**To be done**. Extract every record, exactly as written, and ignore the pictures.

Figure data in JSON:
▼

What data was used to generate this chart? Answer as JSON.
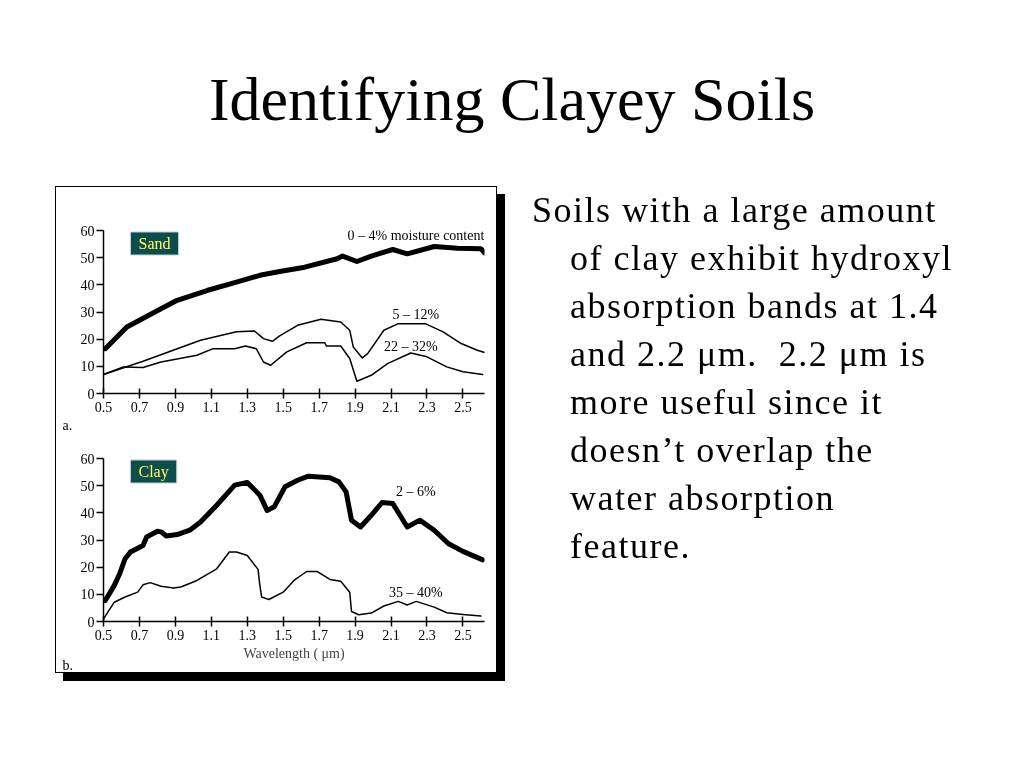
{
  "chart_data": [
    {
      "type": "other",
      "title": "Identifying Clayey Soils",
      "annotations": [
        "Soils with a large amount of clay exhibit hydroxyl absorption bands at 1.4 and 2.2 μm.  2.2 μm is more useful since it doesn’t overlap the water absorption feature."
      ]
    },
    {
      "type": "line",
      "title": "Sand",
      "annotations": [
        "a."
      ],
      "xlim": [
        0.5,
        2.62
      ],
      "ylim": [
        0,
        60
      ],
      "xticks": [
        0.5,
        0.7,
        0.9,
        1.1,
        1.3,
        1.5,
        1.7,
        1.9,
        2.1,
        2.3,
        2.5
      ],
      "yticks": [
        0,
        10,
        20,
        30,
        40,
        50,
        60
      ],
      "grid": false,
      "series": [
        {
          "name": "0 – 4% moisture content",
          "color": "#000000",
          "x": [
            0.51,
            0.63,
            0.82,
            0.91,
            1.08,
            1.24,
            1.37,
            1.48,
            1.62,
            1.8,
            1.83,
            1.91,
            1.99,
            2.11,
            2.19,
            2.34,
            2.47,
            2.6,
            2.62
          ],
          "values": [
            16.5,
            24.5,
            31.2,
            34.3,
            38,
            41,
            43.5,
            44.9,
            46.5,
            49.6,
            50.6,
            48.6,
            50.6,
            53,
            51.4,
            54.1,
            53.5,
            53.3,
            51.8
          ]
        },
        {
          "name": "5 – 12%",
          "color": "#000000",
          "x": [
            0.5,
            0.72,
            1.04,
            1.24,
            1.34,
            1.39,
            1.44,
            1.48,
            1.58,
            1.71,
            1.82,
            1.87,
            1.89,
            1.94,
            1.97,
            2.06,
            2.14,
            2.29,
            2.39,
            2.49,
            2.58,
            2.62
          ],
          "values": [
            7.0,
            11.9,
            19.6,
            22.7,
            23.0,
            20.2,
            19.2,
            21.2,
            25.1,
            27.3,
            26.3,
            23.3,
            17.1,
            13.1,
            14.7,
            23.3,
            25.7,
            25.7,
            22.7,
            18.4,
            15.9,
            15.1
          ]
        },
        {
          "name": "22 – 32%",
          "color": "#000000",
          "x": [
            0.5,
            0.61,
            0.72,
            0.82,
            1.02,
            1.11,
            1.23,
            1.29,
            1.35,
            1.39,
            1.43,
            1.52,
            1.63,
            1.73,
            1.74,
            1.82,
            1.87,
            1.91,
            1.99,
            2.08,
            2.21,
            2.3,
            2.41,
            2.5,
            2.61
          ],
          "values": [
            7.0,
            9.8,
            9.6,
            11.6,
            14.1,
            16.5,
            16.5,
            17.5,
            16.5,
            11.6,
            10.4,
            15.3,
            18.7,
            18.7,
            17.5,
            17.5,
            12.9,
            4.5,
            6.7,
            11.0,
            14.9,
            13.5,
            9.8,
            8.0,
            7.0
          ]
        }
      ]
    },
    {
      "type": "line",
      "title": "Clay",
      "annotations": [
        "b."
      ],
      "xlabel": "Wavelength ( μm)",
      "xlim": [
        0.5,
        2.62
      ],
      "ylim": [
        0,
        60
      ],
      "xticks": [
        0.5,
        0.7,
        0.9,
        1.1,
        1.3,
        1.5,
        1.7,
        1.9,
        2.1,
        2.3,
        2.5
      ],
      "yticks": [
        0,
        10,
        20,
        30,
        40,
        50,
        60
      ],
      "grid": false,
      "series": [
        {
          "name": "2 – 6%",
          "color": "#000000",
          "x": [
            0.51,
            0.56,
            0.59,
            0.62,
            0.65,
            0.72,
            0.74,
            0.8,
            0.82,
            0.85,
            0.91,
            0.98,
            1.04,
            1.13,
            1.23,
            1.3,
            1.37,
            1.41,
            1.45,
            1.51,
            1.58,
            1.64,
            1.76,
            1.81,
            1.85,
            1.88,
            1.93,
            1.99,
            2.05,
            2.11,
            2.19,
            2.26,
            2.34,
            2.42,
            2.5,
            2.61
          ],
          "values": [
            7.7,
            13.3,
            17.6,
            23.1,
            25.6,
            28.0,
            31.1,
            33.2,
            33.0,
            31.5,
            32.0,
            33.6,
            36.6,
            42.8,
            50.2,
            51.2,
            46.5,
            40.9,
            42.2,
            49.6,
            52.0,
            53.5,
            52.9,
            51.4,
            47.7,
            37.3,
            34.8,
            39.1,
            43.8,
            43.4,
            34.8,
            37.3,
            33.6,
            28.6,
            25.8,
            22.7
          ]
        },
        {
          "name": "35 – 40%",
          "color": "#000000",
          "x": [
            0.5,
            0.56,
            0.62,
            0.69,
            0.72,
            0.76,
            0.82,
            0.89,
            0.93,
            1.02,
            1.13,
            1.2,
            1.24,
            1.3,
            1.36,
            1.37,
            1.38,
            1.42,
            1.5,
            1.56,
            1.63,
            1.69,
            1.76,
            1.82,
            1.87,
            1.88,
            1.92,
            1.99,
            2.06,
            2.14,
            2.19,
            2.24,
            2.34,
            2.41,
            2.5,
            2.6
          ],
          "values": [
            1.0,
            7.1,
            9.0,
            10.8,
            13.5,
            14.3,
            13.0,
            12.3,
            12.7,
            15.1,
            19.4,
            25.6,
            25.6,
            24.3,
            19.2,
            13.3,
            9.0,
            8.1,
            10.8,
            15.1,
            18.4,
            18.4,
            15.5,
            14.8,
            10.8,
            3.7,
            2.5,
            3.1,
            5.7,
            7.4,
            6.1,
            7.4,
            5.3,
            3.2,
            2.6,
            2.0
          ]
        }
      ]
    }
  ]
}
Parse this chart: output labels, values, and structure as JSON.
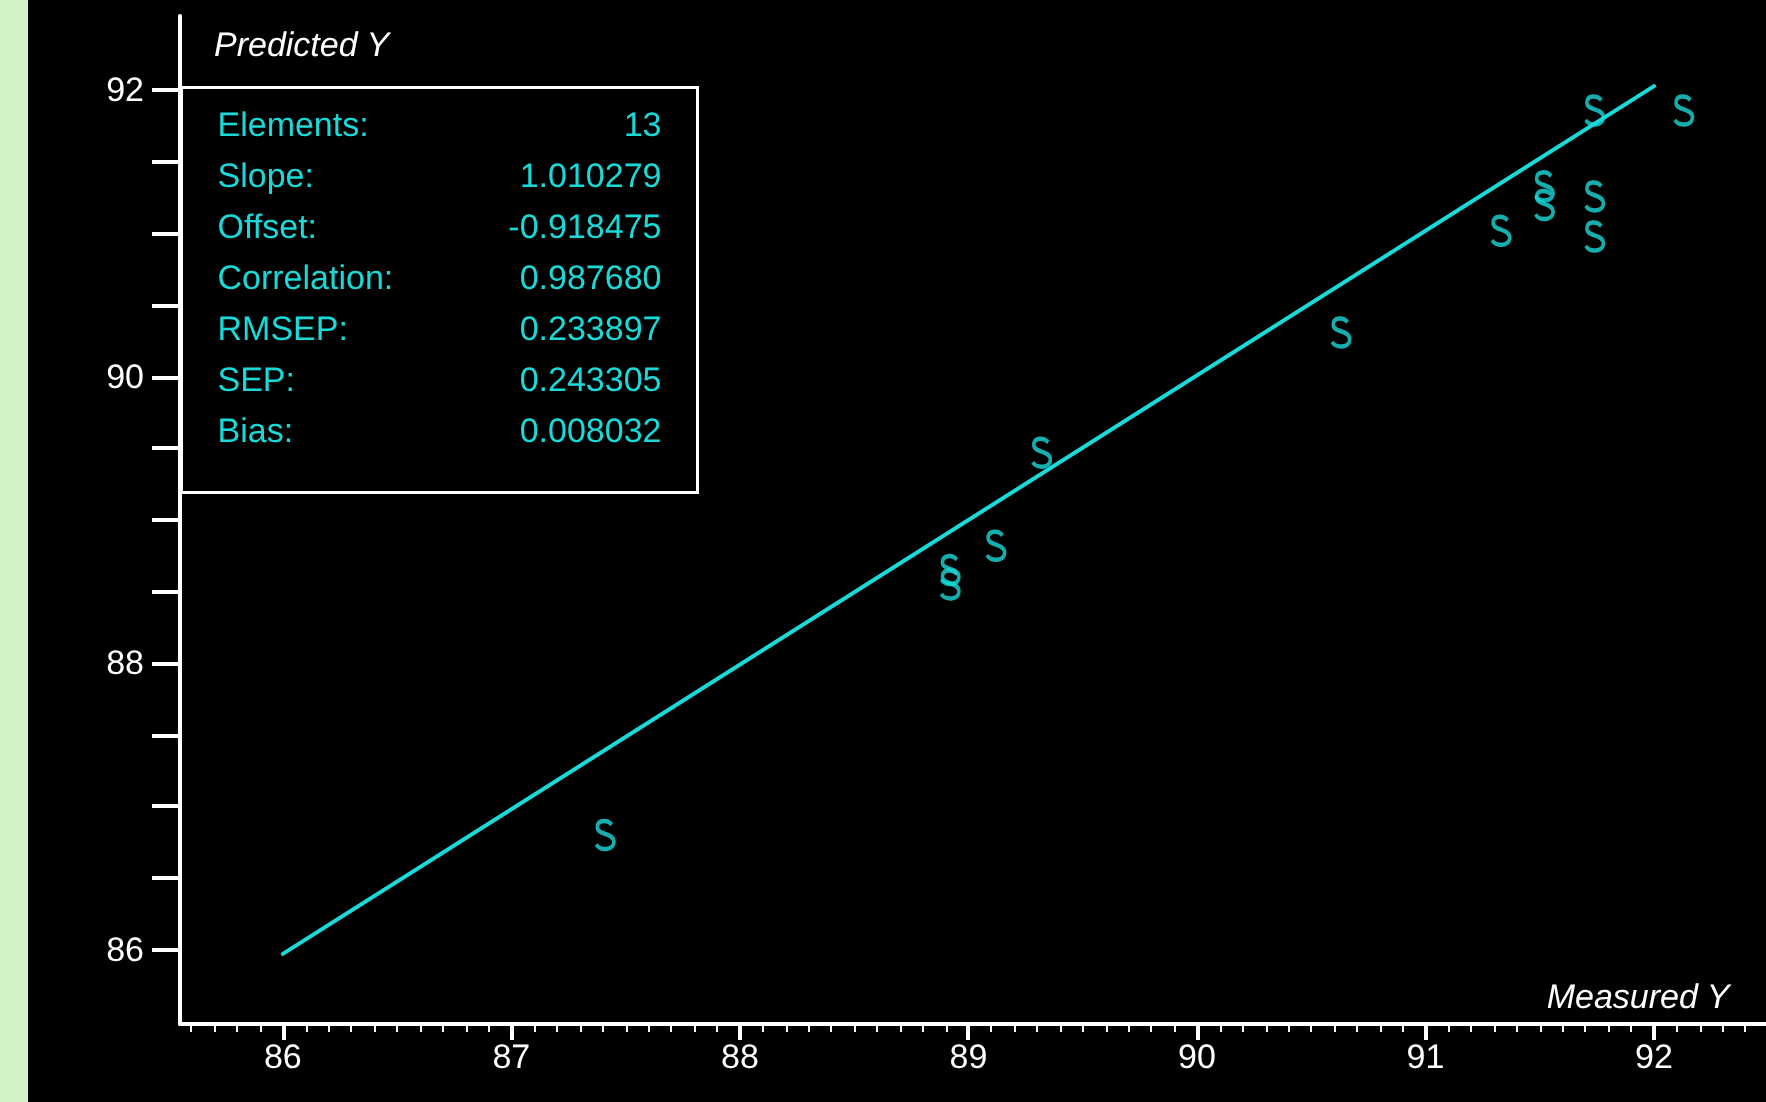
{
  "chart_data": {
    "type": "scatter",
    "xlabel": "Measured Y",
    "ylabel": "Predicted Y",
    "annotations": [
      "Elements: 13",
      "Slope: 1.010279",
      "Offset: -0.918475",
      "Correlation: 0.987680",
      "RMSEP: 0.233897",
      "SEP: 0.243305",
      "Bias: 0.008032"
    ],
    "series": [
      {
        "color": "#19d9d9",
        "x": [
          87.41,
          88.92,
          88.92,
          89.12,
          89.32,
          90.63,
          91.33,
          91.52,
          91.52,
          91.74,
          91.74,
          91.74,
          92.13
        ],
        "values": [
          86.8,
          88.65,
          88.55,
          88.82,
          89.47,
          90.31,
          91.02,
          91.33,
          91.2,
          91.86,
          91.26,
          90.98,
          91.86
        ]
      },
      {
        "type": "line",
        "color": "#19d9d9",
        "x": [
          86,
          92
        ],
        "values": [
          85.97,
          92.03
        ],
        "line_style": "solid",
        "marker": "none"
      }
    ],
    "xlim": [
      85.55,
      92.49
    ],
    "xticks": [
      86,
      87,
      88,
      89,
      90,
      91,
      92
    ],
    "ylim": [
      85.48,
      92.52
    ],
    "yticks": [
      86,
      {
        "value": 86.5,
        "label": null
      },
      {
        "value": 87,
        "label": null
      },
      {
        "value": 87.5,
        "label": null
      },
      88,
      {
        "value": 88.5,
        "label": null
      },
      {
        "value": 89,
        "label": null
      },
      {
        "value": 89.5,
        "label": null
      },
      90,
      {
        "value": 90.5,
        "label": null
      },
      {
        "value": 91,
        "label": null
      },
      {
        "value": 91.5,
        "label": null
      },
      92
    ],
    "grid": false
  }
}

▲

**Result of this exercise**.
What data was used to generate this chart? Answer as JSON.
{
  "chart_data": [
    {
      "type": "other",
      "title": "Identifying Clayey Soils",
      "annotations": [
        "Soils with a large amount of clay exhibit hydroxyl absorption bands at 1.4 and 2.2 μm.  2.2 μm is more useful since it doesn’t overlap the water absorption feature."
      ]
    },
    {
      "type": "line",
      "title": "Sand",
      "annotations": [
        "a."
      ],
      "xlim": [
        0.5,
        2.62
      ],
      "ylim": [
        0,
        60
      ],
      "xticks": [
        0.5,
        0.7,
        0.9,
        1.1,
        1.3,
        1.5,
        1.7,
        1.9,
        2.1,
        2.3,
        2.5
      ],
      "yticks": [
        0,
        10,
        20,
        30,
        40,
        50,
        60
      ],
      "grid": false,
      "series": [
        {
          "name": "0 – 4% moisture content",
          "color": "#000000",
          "x": [
            0.51,
            0.63,
            0.82,
            0.91,
            1.08,
            1.24,
            1.37,
            1.48,
            1.62,
            1.8,
            1.83,
            1.91,
            1.99,
            2.11,
            2.19,
            2.34,
            2.47,
            2.6,
            2.62
          ],
          "values": [
            16.5,
            24.5,
            31.2,
            34.3,
            38,
            41,
            43.5,
            44.9,
            46.5,
            49.6,
            50.6,
            48.6,
            50.6,
            53,
            51.4,
            54.1,
            53.5,
            53.3,
            51.8
          ]
        },
        {
          "name": "5 – 12%",
          "color": "#000000",
          "x": [
            0.5,
            0.72,
            1.04,
            1.24,
            1.34,
            1.39,
            1.44,
            1.48,
            1.58,
            1.71,
            1.82,
            1.87,
            1.89,
            1.94,
            1.97,
            2.06,
            2.14,
            2.29,
            2.39,
            2.49,
            2.58,
            2.62
          ],
          "values": [
            7.0,
            11.9,
            19.6,
            22.7,
            23.0,
            20.2,
            19.2,
            21.2,
            25.1,
            27.3,
            26.3,
            23.3,
            17.1,
            13.1,
            14.7,
            23.3,
            25.7,
            25.7,
            22.7,
            18.4,
            15.9,
            15.1
          ]
        },
        {
          "name": "22 – 32%",
          "color": "#000000",
          "x": [
            0.5,
            0.61,
            0.72,
            0.82,
            1.02,
            1.11,
            1.23,
            1.29,
            1.35,
            1.39,
            1.43,
            1.52,
            1.63,
            1.73,
            1.74,
            1.82,
            1.87,
            1.91,
            1.99,
            2.08,
            2.21,
            2.3,
            2.41,
            2.5,
            2.61
          ],
          "values": [
            7.0,
            9.8,
            9.6,
            11.6,
            14.1,
            16.5,
            16.5,
            17.5,
            16.5,
            11.6,
            10.4,
            15.3,
            18.7,
            18.7,
            17.5,
            17.5,
            12.9,
            4.5,
            6.7,
            11.0,
            14.9,
            13.5,
            9.8,
            8.0,
            7.0
          ]
        }
      ]
    },
    {
      "type": "line",
      "title": "Clay",
      "annotations": [
        "b."
      ],
      "xlabel": "Wavelength ( μm)",
      "xlim": [
        0.5,
        2.62
      ],
      "ylim": [
        0,
        60
      ],
      "xticks": [
        0.5,
        0.7,
        0.9,
        1.1,
        1.3,
        1.5,
        1.7,
        1.9,
        2.1,
        2.3,
        2.5
      ],
      "yticks": [
        0,
        10,
        20,
        30,
        40,
        50,
        60
      ],
      "grid": false,
      "series": [
        {
          "name": "2 – 6%",
          "color": "#000000",
          "x": [
            0.51,
            0.56,
            0.59,
            0.62,
            0.65,
            0.72,
            0.74,
            0.8,
            0.82,
            0.85,
            0.91,
            0.98,
            1.04,
            1.13,
            1.23,
            1.3,
            1.37,
            1.41,
            1.45,
            1.51,
            1.58,
            1.64,
            1.76,
            1.81,
            1.85,
            1.88,
            1.93,
            1.99,
            2.05,
            2.11,
            2.19,
            2.26,
            2.34,
            2.42,
            2.5,
            2.61
          ],
          "values": [
            7.7,
            13.3,
            17.6,
            23.1,
            25.6,
            28.0,
            31.1,
            33.2,
            33.0,
            31.5,
            32.0,
            33.6,
            36.6,
            42.8,
            50.2,
            51.2,
            46.5,
            40.9,
            42.2,
            49.6,
            52.0,
            53.5,
            52.9,
            51.4,
            47.7,
            37.3,
            34.8,
            39.1,
            43.8,
            43.4,
            34.8,
            37.3,
            33.6,
            28.6,
            25.8,
            22.7
          ]
        },
        {
          "name": "35 – 40%",
          "color": "#000000",
          "x": [
            0.5,
            0.56,
            0.62,
            0.69,
            0.72,
            0.76,
            0.82,
            0.89,
            0.93,
            1.02,
            1.13,
            1.2,
            1.24,
            1.3,
            1.36,
            1.37,
            1.38,
            1.42,
            1.5,
            1.56,
            1.63,
            1.69,
            1.76,
            1.82,
            1.87,
            1.88,
            1.92,
            1.99,
            2.06,
            2.14,
            2.19,
            2.24,
            2.34,
            2.41,
            2.5,
            2.6
          ],
          "values": [
            1.0,
            7.1,
            9.0,
            10.8,
            13.5,
            14.3,
            13.0,
            12.3,
            12.7,
            15.1,
            19.4,
            25.6,
            25.6,
            24.3,
            19.2,
            13.3,
            9.0,
            8.1,
            10.8,
            15.1,
            18.4,
            18.4,
            15.5,
            14.8,
            10.8,
            3.7,
            2.5,
            3.1,
            5.7,
            7.4,
            6.1,
            7.4,
            5.3,
            3.2,
            2.6,
            2.0
          ]
        }
      ]
    }
  ]
}
Parse this chart: output labels, values, and structure as JSON.
{
  "chart_data": {
    "type": "scatter",
    "xlabel": "Measured Y",
    "ylabel": "Predicted Y",
    "annotations": [
      "Elements: 13",
      "Slope: 1.010279",
      "Offset: -0.918475",
      "Correlation: 0.987680",
      "RMSEP: 0.233897",
      "SEP: 0.243305",
      "Bias: 0.008032"
    ],
    "series": [
      {
        "color": "#19d9d9",
        "x": [
          87.41,
          88.92,
          88.92,
          89.12,
          89.32,
          90.63,
          91.33,
          91.52,
          91.52,
          91.74,
          91.74,
          91.74,
          92.13
        ],
        "values": [
          86.8,
          88.65,
          88.55,
          88.82,
          89.47,
          90.31,
          91.02,
          91.33,
          91.2,
          91.86,
          91.26,
          90.98,
          91.86
        ]
      },
      {
        "type": "line",
        "color": "#19d9d9",
        "x": [
          86,
          92
        ],
        "values": [
          85.97,
          92.03
        ],
        "line_style": "solid",
        "marker": "none"
      }
    ],
    "xlim": [
      85.55,
      92.49
    ],
    "xticks": [
      86,
      87,
      88,
      89,
      90,
      91,
      92
    ],
    "ylim": [
      85.48,
      92.52
    ],
    "yticks": [
      86,
      {
        "value": 86.5,
        "label": null
      },
      {
        "value": 87,
        "label": null
      },
      {
        "value": 87.5,
        "label": null
      },
      88,
      {
        "value": 88.5,
        "label": null
      },
      {
        "value": 89,
        "label": null
      },
      {
        "value": 89.5,
        "label": null
      },
      90,
      {
        "value": 90.5,
        "label": null
      },
      {
        "value": 91,
        "label": null
      },
      {
        "value": 91.5,
        "label": null
      },
      92
    ],
    "grid": false
  }
}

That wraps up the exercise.